> _TEXTO FORNECIDO_
========================
Lembro de que sempre gostei de ler, mesmo quando eu ainda
não sabia ler. Pedia ao meu pai que lesse uma história de gibi para mim, antes
de dormir. E ele sempre fazia isso com efeitos sonoros, onomatopeias e tal. Era
o momento mais esperado do dia. E quando eu finalmente aprendi a ler, do alto
dos meus seis anos, parece que um mundo se abriu para mim. E eu nem sabia o que
era inglês ou globalização.
Quando eu lia, fosse um livro, um gibi ou tirinhas no
jornal, me parecia que eu podia viver várias vidas em uma só. Podia ser outra
pessoa, mesmo que continuasse fisicamente a ser a mesma. Podia ter outros
nomes, falar outros idiomas, morar em outros lugares, ter outras famílias e até
amores – sem nem saber direito o que raio eram amores. E tudo isso sem sair de
mim ou daquela vida que eu nem sabia como era ou no que ia dar.
Ao longo dos anos, li incontáveis livros, sobre zilhares de
histórias, cenários e personagens. De uma forma ou de outra, sempre me
identifiquei com algum deles e aquele jeito de ser passava a compor minha
personalidade. Depois de algum tempo, me dei conta de que, na verdade, são os
livros que nos escolhem. É impressionante como um livro cai em minha mão, de
forma completamente inesperada, e vem ao encontro do momento que estou vivendo.
É como se eles abraçassem meus ombros e me dissessem: “seja o que for, vai
ficar tudo bem”.
Todas as vezes que sou escolhida por um livro, algo de muito
importante está se passando em minha vida. É quando, mais uma vez, tenho a
oportunidade de sair de mim e buscar o desconhecido. Atravessar um rio de
outras vidas, saborear um pouco de cada uma delas, flertar com o escuro e
retornar com a certeza de que não adianta: por mais que eu conheça e reconheça
outras vidas tão interessantes ou bacanas, sou eu mesma quem eu quero ser para
o resto dos meus dias.
========================
> _TRECHO DOS DADOS_
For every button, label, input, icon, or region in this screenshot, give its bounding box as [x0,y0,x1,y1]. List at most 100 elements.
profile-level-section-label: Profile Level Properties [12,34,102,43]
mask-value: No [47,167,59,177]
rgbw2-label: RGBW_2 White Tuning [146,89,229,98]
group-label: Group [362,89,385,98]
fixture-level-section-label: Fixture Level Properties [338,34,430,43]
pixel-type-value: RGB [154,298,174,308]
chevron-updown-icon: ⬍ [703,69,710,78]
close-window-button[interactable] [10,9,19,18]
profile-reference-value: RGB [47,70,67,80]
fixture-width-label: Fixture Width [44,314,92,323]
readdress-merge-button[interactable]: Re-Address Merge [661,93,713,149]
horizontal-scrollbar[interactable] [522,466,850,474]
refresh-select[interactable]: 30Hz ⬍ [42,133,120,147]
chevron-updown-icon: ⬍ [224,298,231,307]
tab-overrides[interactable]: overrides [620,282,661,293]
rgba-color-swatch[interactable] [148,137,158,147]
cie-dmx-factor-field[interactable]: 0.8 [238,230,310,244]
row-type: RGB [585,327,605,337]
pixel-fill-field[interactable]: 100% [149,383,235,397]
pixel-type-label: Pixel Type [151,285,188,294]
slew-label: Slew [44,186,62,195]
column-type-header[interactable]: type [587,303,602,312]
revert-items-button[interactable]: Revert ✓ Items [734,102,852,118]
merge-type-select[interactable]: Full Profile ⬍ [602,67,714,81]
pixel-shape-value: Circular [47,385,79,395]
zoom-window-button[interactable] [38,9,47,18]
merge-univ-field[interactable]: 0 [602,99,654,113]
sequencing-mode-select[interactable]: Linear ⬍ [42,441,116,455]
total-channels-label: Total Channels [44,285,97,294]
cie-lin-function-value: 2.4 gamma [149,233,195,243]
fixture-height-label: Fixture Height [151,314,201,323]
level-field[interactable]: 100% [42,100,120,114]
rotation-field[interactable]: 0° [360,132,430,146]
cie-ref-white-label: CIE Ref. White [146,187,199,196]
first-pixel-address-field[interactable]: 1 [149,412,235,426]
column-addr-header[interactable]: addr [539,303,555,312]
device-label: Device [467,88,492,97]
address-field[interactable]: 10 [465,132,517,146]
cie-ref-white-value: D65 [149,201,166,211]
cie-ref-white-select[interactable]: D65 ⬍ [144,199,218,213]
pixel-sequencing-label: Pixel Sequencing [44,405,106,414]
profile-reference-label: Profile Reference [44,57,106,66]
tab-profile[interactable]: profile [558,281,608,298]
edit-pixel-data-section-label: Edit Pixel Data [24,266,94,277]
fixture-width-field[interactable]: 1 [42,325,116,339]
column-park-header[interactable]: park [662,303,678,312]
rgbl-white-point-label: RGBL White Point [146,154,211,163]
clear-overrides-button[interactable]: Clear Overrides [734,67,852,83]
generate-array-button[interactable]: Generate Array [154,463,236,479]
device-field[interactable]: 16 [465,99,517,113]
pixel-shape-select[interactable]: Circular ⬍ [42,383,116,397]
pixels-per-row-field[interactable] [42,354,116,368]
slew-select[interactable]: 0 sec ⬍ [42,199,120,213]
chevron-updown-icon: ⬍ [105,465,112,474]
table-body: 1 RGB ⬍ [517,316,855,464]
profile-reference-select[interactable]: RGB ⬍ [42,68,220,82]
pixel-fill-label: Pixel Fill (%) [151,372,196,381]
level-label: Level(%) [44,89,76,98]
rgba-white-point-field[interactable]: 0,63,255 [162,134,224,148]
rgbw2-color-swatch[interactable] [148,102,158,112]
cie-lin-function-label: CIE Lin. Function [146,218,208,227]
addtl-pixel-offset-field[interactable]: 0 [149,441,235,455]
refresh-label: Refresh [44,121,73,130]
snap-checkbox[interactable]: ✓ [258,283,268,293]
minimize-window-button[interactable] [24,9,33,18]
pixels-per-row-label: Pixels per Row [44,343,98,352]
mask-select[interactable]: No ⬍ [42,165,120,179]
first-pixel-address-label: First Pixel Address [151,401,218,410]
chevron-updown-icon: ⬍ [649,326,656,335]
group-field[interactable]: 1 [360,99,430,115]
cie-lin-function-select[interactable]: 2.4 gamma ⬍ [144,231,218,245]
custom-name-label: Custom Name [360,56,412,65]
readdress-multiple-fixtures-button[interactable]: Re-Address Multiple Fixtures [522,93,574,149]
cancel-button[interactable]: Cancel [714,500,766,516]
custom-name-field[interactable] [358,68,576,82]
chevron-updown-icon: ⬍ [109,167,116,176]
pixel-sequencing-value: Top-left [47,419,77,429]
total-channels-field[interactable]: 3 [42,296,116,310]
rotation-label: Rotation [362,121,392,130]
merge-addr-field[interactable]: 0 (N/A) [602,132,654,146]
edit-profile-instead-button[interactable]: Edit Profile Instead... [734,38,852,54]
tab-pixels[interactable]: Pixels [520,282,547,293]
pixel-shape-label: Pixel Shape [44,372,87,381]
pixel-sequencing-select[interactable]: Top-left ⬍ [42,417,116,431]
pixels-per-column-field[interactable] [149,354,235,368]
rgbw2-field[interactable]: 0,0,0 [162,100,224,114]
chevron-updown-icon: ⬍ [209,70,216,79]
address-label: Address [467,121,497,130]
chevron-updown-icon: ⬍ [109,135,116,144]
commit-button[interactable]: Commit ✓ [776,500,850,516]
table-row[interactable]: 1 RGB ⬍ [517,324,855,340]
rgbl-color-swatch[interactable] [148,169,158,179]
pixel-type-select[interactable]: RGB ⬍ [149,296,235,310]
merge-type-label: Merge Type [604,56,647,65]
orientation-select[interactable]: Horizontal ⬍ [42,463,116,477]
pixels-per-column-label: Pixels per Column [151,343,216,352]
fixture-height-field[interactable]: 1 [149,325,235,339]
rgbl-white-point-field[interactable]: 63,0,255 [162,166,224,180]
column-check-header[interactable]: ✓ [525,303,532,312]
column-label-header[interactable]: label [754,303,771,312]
========================
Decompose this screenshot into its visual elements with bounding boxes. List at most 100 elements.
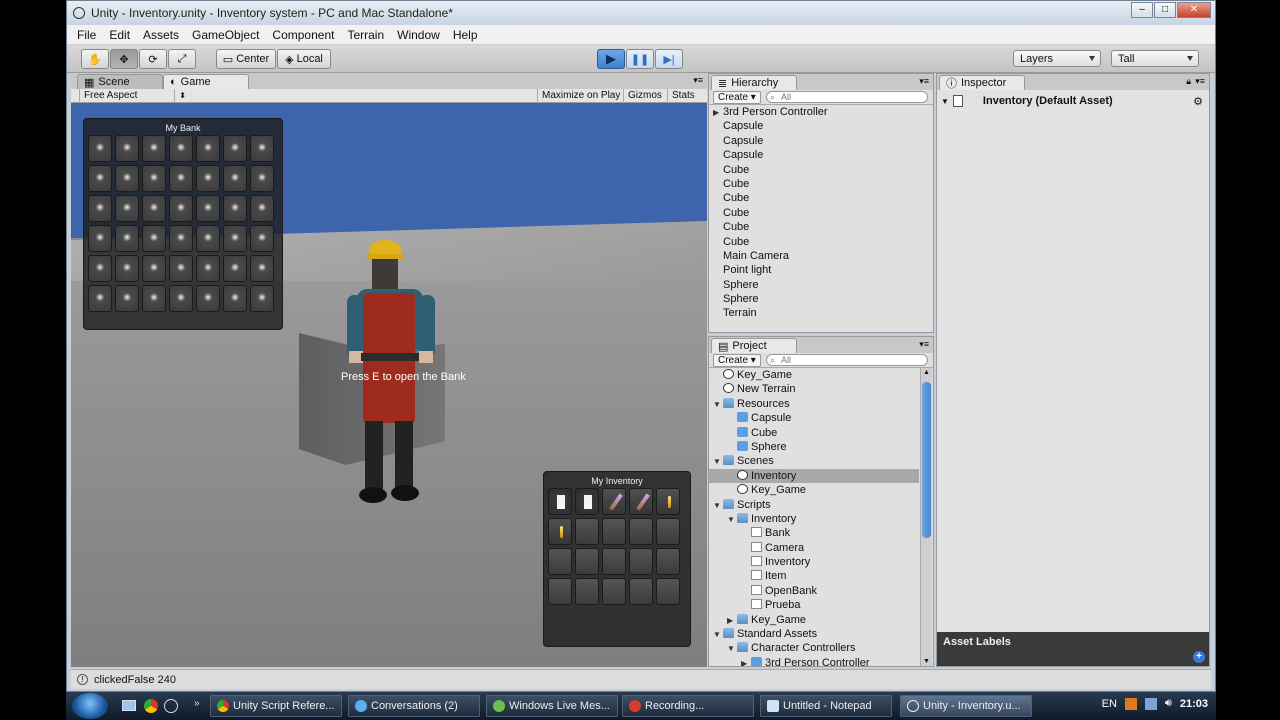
========================
> _TAREFAS A REALIZAR_
(a) Traduza para o inglês esta frase do texto sobre leitura: "Era o momento mais esperado do dia."
(b) Cite do texto sobre leitura, sem alterar nada, tudo o que vai de "Quando eu lia, fosse" até "que estou vivendo.".
Os itens formam um material independente do texto sobre leitura.

> _RESPOSTAS DAS TAREFAS_
(a) It was the most anticipated moment of the day.

(b)
Quando eu lia, fosse um livro, um gibi ou tirinhas no
jornal, me parecia que eu podia viver várias vidas em uma só. Podia ser outra
pessoa, mesmo que continuasse fisicamente a ser a mesma. Podia ter outros
nomes, falar outros idiomas, morar em outros lugares, ter outras famílias e até
amores – sem nem saber direito o que raio eram amores. E tudo isso sem sair de
mim ou daquela vida que eu nem sabia como era ou no que ia dar.
Ao longo dos anos, li incontáveis livros, sobre zilhares de
histórias, cenários e personagens. De uma forma ou de outra, sempre me
identifiquei com algum deles e aquele jeito de ser passava a compor minha
personalidade. Depois de algum tempo, me dei conta de que, na verdade, são os
livros que nos escolhem. É impressionante como um livro cai em minha mão, de
forma completamente inesperada, e vem ao encontro do momento que estou vivendo.